● **Selected text**
***
National Characters
10 minutes • 1919 words
Table of contents
1 Shallow people often carry all national characters to extremes. They categorize everyone and think that any people are knavish, cowardly, or ignorant without exception.
Men of sense condemn these undistinguishing judgments. But at the same time, they say that each nation has:
- a peculiar set of manners, and
- some particular qualities are more frequently seen among one people than others.
The common people in Switzerland are probably more honest than those Ireland. From that circumstance alone, every prudent man will make a difference in the trust which he gives to a Swiss and an Irish man.
We expect greater wit and gaiety in a Frenchman than in a Spaniard even if Cervantes was a Spaniard.
An Englishman will naturally be supposed to have more knowledge than a Dane, even if Tycho Brahe was Danish.
2 These national characters have moral and physical causes.
Moral causes:
- affect the mind as motives or reasons, and
- render certain manners habitual to us.
Under moral causes are:
- the nature of the government
- the revolutions of public affairs
- the wealth or poverty of the people
- the nation’s situation with regard to its neighbours,
- and other similar circumstances.
Physical causes are the qualities of the air and climate, which insensibly:
- affect the temper and
- alter the body’s tone and habit.
They give a particular complexion which reflection and reason may sometimes overcome. But it will still:
- prevail among the generality of mankind, and
- have an influence on their manners.
3 A nation’s character will much depend on moral causes, since a nation is just a collection of individuals. The manners of individuals are frequently determined by these causes.
***
● **Material provided**
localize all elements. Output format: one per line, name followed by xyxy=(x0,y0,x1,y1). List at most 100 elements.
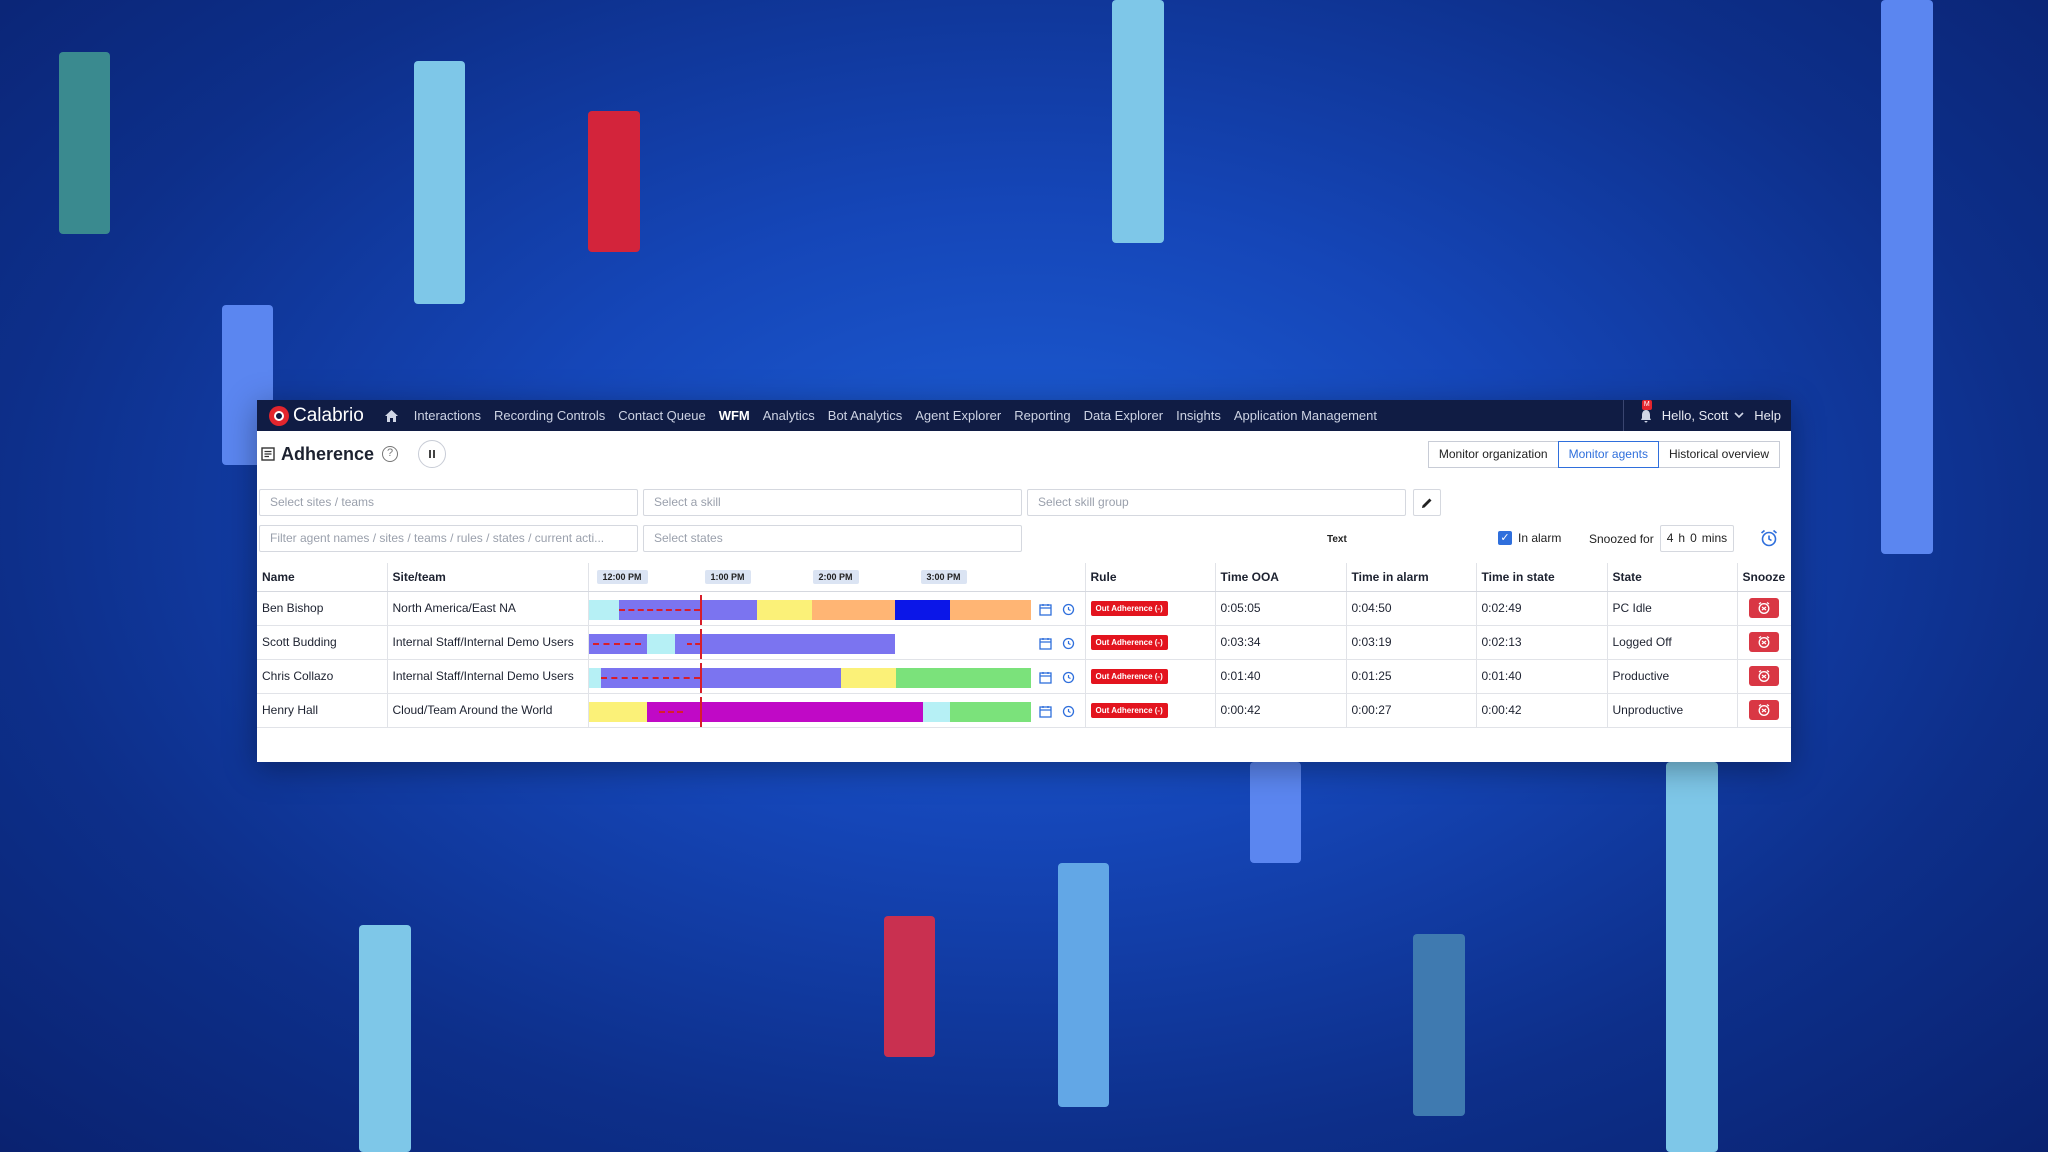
***
● **Task instructions**
According to the text on national characters, why will a nation's character depend largely on moral causes? Answer in one to three sentences. The lines that come after the text are separate material.

● **Written answer**
A nation is only a collection of individuals, and the manners of individuals are frequently determined by moral causes. So the character of the nation as a whole depends heavily on those same causes.